** Directions **
When a record contains an image, skip the image and retype the rest of that record exactly.

Data entries for graphics:

##############################

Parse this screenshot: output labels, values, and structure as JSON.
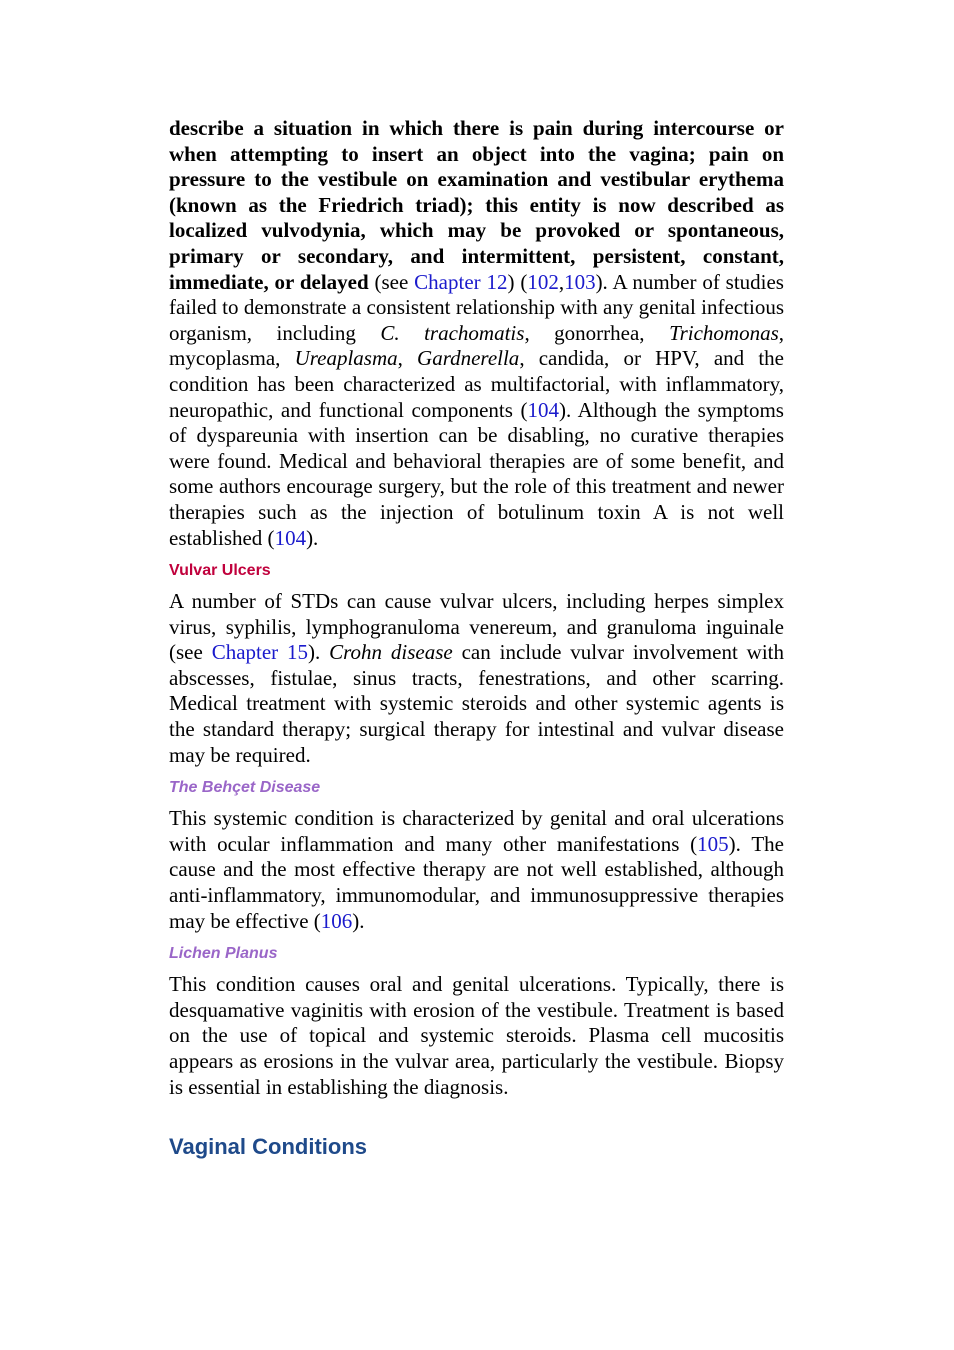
{
  "intro": [
    "describe a situation in which there is pain during intercourse or when attempting to insert an object into the vagina; pain on pressure to the vestibule on examination and vestibular erythema (known as the Friedrich triad); this entity is now described as localized vulvodynia, which may be provoked or spontaneous, primary or secondary, and intermittent, persistent, constant, immediate, or delayed",
    " (see ",
    "Chapter 12",
    ") (",
    "102",
    ",",
    "103",
    "). A number of studies failed to demonstrate a consistent relationship with any genital infectious organism, including ",
    "C. trachomatis",
    ", gonorrhea, ",
    "Trichomonas",
    ", mycoplasma, ",
    "Ureaplasma",
    ", ",
    "Gardnerella",
    ", candida, or HPV, and the condition has been characterized as multifactorial, with inflammatory, neuropathic, and functional components (",
    "104",
    "). Although the symptoms of dyspareunia with insertion can be disabling, no curative therapies were found. Medical and behavioral therapies are of some benefit, and some authors encourage surgery, but the role of this treatment and newer therapies such as the injection of botulinum toxin A is not well established (",
    "104",
    ")."
  ],
  "sections": [
    {
      "heading": "Vulvar Ulcers",
      "body": [
        "A number of STDs can cause vulvar ulcers, including herpes simplex virus, syphilis, lymphogranuloma venereum, and granuloma inguinale (see ",
        "Chapter 15",
        "). ",
        "Crohn disease",
        " can include vulvar involvement with abscesses, fistulae, sinus tracts, fenestrations, and other scarring. Medical treatment with systemic steroids and other systemic agents is the standard therapy; surgical therapy for intestinal and vulvar disease may be required."
      ]
    },
    {
      "heading": "The Behçet Disease",
      "body": [
        "This systemic condition is characterized by genital and oral ulcerations with ocular inflammation and many other manifestations (",
        "105",
        "). The cause and the most effective therapy are not well established, although anti-inflammatory, immunomodular, and immunosuppressive therapies may be effective (",
        "106",
        ")."
      ]
    },
    {
      "heading": "Lichen Planus",
      "body": [
        "This condition causes oral and genital ulcerations. Typically, there is desquamative vaginitis with erosion of the vestibule. Treatment is based on the use of topical and systemic steroids. Plasma cell mucositis appears as erosions in the vulvar area, particularly the vestibule. Biopsy is essential in establishing the diagnosis."
      ]
    }
  ],
  "next_heading": "Vaginal Conditions"
}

##############################

** Reply to the exercise **
Parse this screenshot: output labels, values, and structure as JSON.
{
  "intro": [
    "describe a situation in which there is pain during intercourse or when attempting to insert an object into the vagina; pain on pressure to the vestibule on examination and vestibular erythema (known as the Friedrich triad); this entity is now described as localized vulvodynia, which may be provoked or spontaneous, primary or secondary, and intermittent, persistent, constant, immediate, or delayed",
    " (see ",
    "Chapter 12",
    ") (",
    "102",
    ",",
    "103",
    "). A number of studies failed to demonstrate a consistent relationship with any genital infectious organism, including ",
    "C. trachomatis",
    ", gonorrhea, ",
    "Trichomonas",
    ", mycoplasma, ",
    "Ureaplasma",
    ", ",
    "Gardnerella",
    ", candida, or HPV, and the condition has been characterized as multifactorial, with inflammatory, neuropathic, and functional components (",
    "104",
    "). Although the symptoms of dyspareunia with insertion can be disabling, no curative therapies were found. Medical and behavioral therapies are of some benefit, and some authors encourage surgery, but the role of this treatment and newer therapies such as the injection of botulinum toxin A is not well established (",
    "104",
    ")."
  ],
  "sections": [
    {
      "heading": "Vulvar Ulcers",
      "body": [
        "A number of STDs can cause vulvar ulcers, including herpes simplex virus, syphilis, lymphogranuloma venereum, and granuloma inguinale (see ",
        "Chapter 15",
        "). ",
        "Crohn disease",
        " can include vulvar involvement with abscesses, fistulae, sinus tracts, fenestrations, and other scarring. Medical treatment with systemic steroids and other systemic agents is the standard therapy; surgical therapy for intestinal and vulvar disease may be required."
      ]
    },
    {
      "heading": "The Behçet Disease",
      "body": [
        "This systemic condition is characterized by genital and oral ulcerations with ocular inflammation and many other manifestations (",
        "105",
        "). The cause and the most effective therapy are not well established, although anti-inflammatory, immunomodular, and immunosuppressive therapies may be effective (",
        "106",
        ")."
      ]
    },
    {
      "heading": "Lichen Planus",
      "body": [
        "This condition causes oral and genital ulcerations. Typically, there is desquamative vaginitis with erosion of the vestibule. Treatment is based on the use of topical and systemic steroids. Plasma cell mucositis appears as erosions in the vulvar area, particularly the vestibule. Biopsy is essential in establishing the diagnosis."
      ]
    }
  ],
  "next_heading": "Vaginal Conditions"
}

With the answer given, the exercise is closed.